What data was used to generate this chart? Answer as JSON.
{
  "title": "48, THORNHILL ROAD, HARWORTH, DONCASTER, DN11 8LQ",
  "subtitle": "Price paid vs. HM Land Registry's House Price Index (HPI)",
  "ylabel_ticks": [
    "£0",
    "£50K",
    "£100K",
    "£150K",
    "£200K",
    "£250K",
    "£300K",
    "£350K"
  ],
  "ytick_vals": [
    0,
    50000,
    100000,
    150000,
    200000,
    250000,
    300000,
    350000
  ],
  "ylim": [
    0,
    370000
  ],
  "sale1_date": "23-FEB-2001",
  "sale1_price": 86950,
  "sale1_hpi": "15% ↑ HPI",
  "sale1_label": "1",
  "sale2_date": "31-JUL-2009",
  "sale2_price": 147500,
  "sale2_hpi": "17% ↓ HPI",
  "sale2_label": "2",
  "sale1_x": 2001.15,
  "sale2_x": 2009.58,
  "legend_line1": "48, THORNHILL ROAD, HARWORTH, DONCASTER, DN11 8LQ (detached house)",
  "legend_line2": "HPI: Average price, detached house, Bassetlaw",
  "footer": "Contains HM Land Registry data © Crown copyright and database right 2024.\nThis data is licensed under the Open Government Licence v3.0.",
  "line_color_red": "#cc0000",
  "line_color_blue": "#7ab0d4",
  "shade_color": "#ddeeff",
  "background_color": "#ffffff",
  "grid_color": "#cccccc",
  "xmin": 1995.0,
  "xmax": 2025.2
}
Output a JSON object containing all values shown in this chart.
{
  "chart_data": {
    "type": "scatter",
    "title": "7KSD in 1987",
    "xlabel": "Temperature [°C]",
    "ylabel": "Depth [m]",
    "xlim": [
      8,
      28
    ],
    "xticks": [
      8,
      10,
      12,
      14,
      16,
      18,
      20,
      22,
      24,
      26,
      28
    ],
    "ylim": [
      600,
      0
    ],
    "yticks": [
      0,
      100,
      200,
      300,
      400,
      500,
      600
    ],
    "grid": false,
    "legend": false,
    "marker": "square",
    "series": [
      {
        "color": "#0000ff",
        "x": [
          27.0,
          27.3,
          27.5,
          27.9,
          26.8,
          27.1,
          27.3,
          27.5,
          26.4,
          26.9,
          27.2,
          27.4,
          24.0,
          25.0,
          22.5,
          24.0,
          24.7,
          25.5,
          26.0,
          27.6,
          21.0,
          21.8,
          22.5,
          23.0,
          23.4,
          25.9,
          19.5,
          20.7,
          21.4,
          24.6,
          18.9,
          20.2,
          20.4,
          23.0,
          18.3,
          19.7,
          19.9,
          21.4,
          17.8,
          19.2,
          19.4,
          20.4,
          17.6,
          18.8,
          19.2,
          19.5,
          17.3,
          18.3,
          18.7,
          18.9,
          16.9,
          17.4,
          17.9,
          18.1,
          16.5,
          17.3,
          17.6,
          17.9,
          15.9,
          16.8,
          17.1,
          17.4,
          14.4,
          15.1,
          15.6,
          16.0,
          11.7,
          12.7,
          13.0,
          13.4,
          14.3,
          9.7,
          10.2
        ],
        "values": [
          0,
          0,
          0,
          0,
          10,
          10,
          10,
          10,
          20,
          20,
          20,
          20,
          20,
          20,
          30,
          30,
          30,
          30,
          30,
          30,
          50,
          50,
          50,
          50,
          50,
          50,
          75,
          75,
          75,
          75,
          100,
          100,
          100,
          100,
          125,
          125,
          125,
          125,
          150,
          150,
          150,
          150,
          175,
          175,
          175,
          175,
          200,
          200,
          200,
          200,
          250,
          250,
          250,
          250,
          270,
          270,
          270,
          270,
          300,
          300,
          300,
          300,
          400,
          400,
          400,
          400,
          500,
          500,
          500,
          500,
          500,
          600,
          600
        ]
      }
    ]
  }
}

━━━━━━━━

Go through the records above and set each one down exactly, please.

What data was used to generate this chart? Answer as JSON.
{
  "title": "48, THORNHILL ROAD, HARWORTH, DONCASTER, DN11 8LQ",
  "subtitle": "Price paid vs. HM Land Registry's House Price Index (HPI)",
  "ylabel_ticks": [
    "£0",
    "£50K",
    "£100K",
    "£150K",
    "£200K",
    "£250K",
    "£300K",
    "£350K"
  ],
  "ytick_vals": [
    0,
    50000,
    100000,
    150000,
    200000,
    250000,
    300000,
    350000
  ],
  "ylim": [
    0,
    370000
  ],
  "sale1_date": "23-FEB-2001",
  "sale1_price": 86950,
  "sale1_hpi": "15% ↑ HPI",
  "sale1_label": "1",
  "sale2_date": "31-JUL-2009",
  "sale2_price": 147500,
  "sale2_hpi": "17% ↓ HPI",
  "sale2_label": "2",
  "sale1_x": 2001.15,
  "sale2_x": 2009.58,
  "legend_line1": "48, THORNHILL ROAD, HARWORTH, DONCASTER, DN11 8LQ (detached house)",
  "legend_line2": "HPI: Average price, detached house, Bassetlaw",
  "footer": "Contains HM Land Registry data © Crown copyright and database right 2024.\nThis data is licensed under the Open Government Licence v3.0.",
  "line_color_red": "#cc0000",
  "line_color_blue": "#7ab0d4",
  "shade_color": "#ddeeff",
  "background_color": "#ffffff",
  "grid_color": "#cccccc",
  "xmin": 1995.0,
  "xmax": 2025.2
}
Output a JSON object containing all values shown in this chart.
{
  "chart_data": {
    "type": "scatter",
    "title": "7KSD in 1987",
    "xlabel": "Temperature [°C]",
    "ylabel": "Depth [m]",
    "xlim": [
      8,
      28
    ],
    "xticks": [
      8,
      10,
      12,
      14,
      16,
      18,
      20,
      22,
      24,
      26,
      28
    ],
    "ylim": [
      600,
      0
    ],
    "yticks": [
      0,
      100,
      200,
      300,
      400,
      500,
      600
    ],
    "grid": false,
    "legend": false,
    "marker": "square",
    "series": [
      {
        "color": "#0000ff",
        "x": [
          27.0,
          27.3,
          27.5,
          27.9,
          26.8,
          27.1,
          27.3,
          27.5,
          26.4,
          26.9,
          27.2,
          27.4,
          24.0,
          25.0,
          22.5,
          24.0,
          24.7,
          25.5,
          26.0,
          27.6,
          21.0,
          21.8,
          22.5,
          23.0,
          23.4,
          25.9,
          19.5,
          20.7,
          21.4,
          24.6,
          18.9,
          20.2,
          20.4,
          23.0,
          18.3,
          19.7,
          19.9,
          21.4,
          17.8,
          19.2,
          19.4,
          20.4,
          17.6,
          18.8,
          19.2,
          19.5,
          17.3,
          18.3,
          18.7,
          18.9,
          16.9,
          17.4,
          17.9,
          18.1,
          16.5,
          17.3,
          17.6,
          17.9,
          15.9,
          16.8,
          17.1,
          17.4,
          14.4,
          15.1,
          15.6,
          16.0,
          11.7,
          12.7,
          13.0,
          13.4,
          14.3,
          9.7,
          10.2
        ],
        "values": [
          0,
          0,
          0,
          0,
          10,
          10,
          10,
          10,
          20,
          20,
          20,
          20,
          20,
          20,
          30,
          30,
          30,
          30,
          30,
          30,
          50,
          50,
          50,
          50,
          50,
          50,
          75,
          75,
          75,
          75,
          100,
          100,
          100,
          100,
          125,
          125,
          125,
          125,
          150,
          150,
          150,
          150,
          175,
          175,
          175,
          175,
          200,
          200,
          200,
          200,
          250,
          250,
          250,
          250,
          270,
          270,
          270,
          270,
          300,
          300,
          300,
          300,
          400,
          400,
          400,
          400,
          500,
          500,
          500,
          500,
          500,
          600,
          600
        ]
      }
    ]
  }
}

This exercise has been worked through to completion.